**Excerpted records:**

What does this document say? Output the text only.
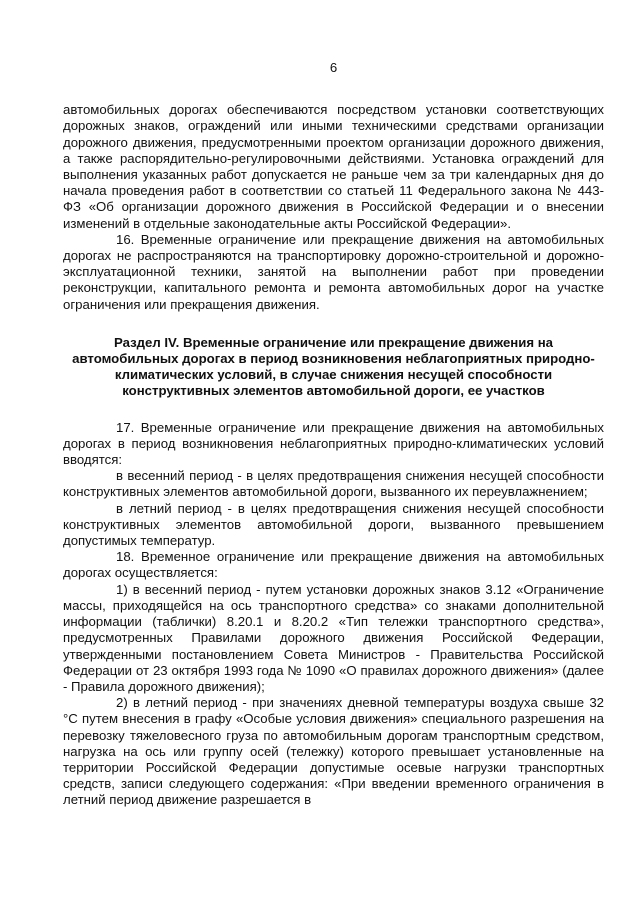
6

автомобильных дорогах обеспечиваются посредством установки соответствующих дорожных знаков, ограждений или иными техническими средствами организации дорожного движения, предусмотренными проектом организации дорожного движения, а также распорядительно-регулировочными действиями. Установка ограждений для выполнения указанных работ допускается не раньше чем за три календарных дня до начала проведения работ в соответствии со статьей 11 Федерального закона № 443-ФЗ «Об организации дорожного движения в Российской Федерации и о внесении изменений в отдельные законодательные акты Российской Федерации».

16. Временные ограничение или прекращение движения на автомобильных дорогах не распространяются на транспортировку дорожно-строительной и дорожно-эксплуатационной техники, занятой на выполнении работ при проведении реконструкции, капитального ремонта и ремонта автомобильных дорог на участке ограничения или прекращения движения.

Раздел IV. Временные ограничение или прекращение движения на автомобильных дорогах в период возникновения неблагоприятных природно-климатических условий, в случае снижения несущей способности конструктивных элементов автомобильной дороги, ее участков

17. Временные ограничение или прекращение движения на автомобильных дорогах в период возникновения неблагоприятных природно-климатических условий вводятся:

в весенний период - в целях предотвращения снижения несущей способности конструктивных элементов автомобильной дороги, вызванного их переувлажнением;

в летний период - в целях предотвращения снижения несущей способности конструктивных элементов автомобильной дороги, вызванного превышением допустимых температур.

18. Временное ограничение или прекращение движения на автомобильных дорогах осуществляется:

1) в весенний период - путем установки дорожных знаков 3.12 «Ограничение массы, приходящейся на ось транспортного средства» со знаками дополнительной информации (таблички) 8.20.1 и 8.20.2 «Тип тележки транспортного средства», предусмотренных Правилами дорожного движения Российской Федерации, утвержденными постановлением Совета Министров - Правительства Российской Федерации от 23 октября 1993 года № 1090 «О правилах дорожного движения» (далее - Правила дорожного движения);

2) в летний период - при значениях дневной температуры воздуха свыше 32 °С путем внесения в графу «Особые условия движения» специального разрешения на перевозку тяжеловесного груза по автомобильным дорогам транспортным средством, нагрузка на ось или группу осей (тележку) которого превышает установленные на территории Российской Федерации допустимые осевые нагрузки транспортных средств, записи следующего содержания: «При введении временного ограничения в летний период движение разрешается в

**Task statement:** Transcribe the material exactly, leaving every picture out.

**Finished answer:**
What does this document say? Output the text only.
6

автомобильных дорогах обеспечиваются посредством установки соответствующих дорожных знаков, ограждений или иными техническими средствами организации дорожного движения, предусмотренными проектом организации дорожного движения, а также распорядительно-регулировочными действиями. Установка ограждений для выполнения указанных работ допускается не раньше чем за три календарных дня до начала проведения работ в соответствии со статьей 11 Федерального закона № 443-ФЗ «Об организации дорожного движения в Российской Федерации и о внесении изменений в отдельные законодательные акты Российской Федерации».

16. Временные ограничение или прекращение движения на автомобильных дорогах не распространяются на транспортировку дорожно-строительной и дорожно-эксплуатационной техники, занятой на выполнении работ при проведении реконструкции, капитального ремонта и ремонта автомобильных дорог на участке ограничения или прекращения движения.

Раздел IV. Временные ограничение или прекращение движения на автомобильных дорогах в период возникновения неблагоприятных природно-климатических условий, в случае снижения несущей способности конструктивных элементов автомобильной дороги, ее участков

17. Временные ограничение или прекращение движения на автомобильных дорогах в период возникновения неблагоприятных природно-климатических условий вводятся:

в весенний период - в целях предотвращения снижения несущей способности конструктивных элементов автомобильной дороги, вызванного их переувлажнением;

в летний период - в целях предотвращения снижения несущей способности конструктивных элементов автомобильной дороги, вызванного превышением допустимых температур.

18. Временное ограничение или прекращение движения на автомобильных дорогах осуществляется:

1) в весенний период - путем установки дорожных знаков 3.12 «Ограничение массы, приходящейся на ось транспортного средства» со знаками дополнительной информации (таблички) 8.20.1 и 8.20.2 «Тип тележки транспортного средства», предусмотренных Правилами дорожного движения Российской Федерации, утвержденными постановлением Совета Министров - Правительства Российской Федерации от 23 октября 1993 года № 1090 «О правилах дорожного движения» (далее - Правила дорожного движения);

2) в летний период - при значениях дневной температуры воздуха свыше 32 °С путем внесения в графу «Особые условия движения» специального разрешения на перевозку тяжеловесного груза по автомобильным дорогам транспортным средством, нагрузка на ось или группу осей (тележку) которого превышает установленные на территории Российской Федерации допустимые осевые нагрузки транспортных средств, записи следующего содержания: «При введении временного ограничения в летний период движение разрешается в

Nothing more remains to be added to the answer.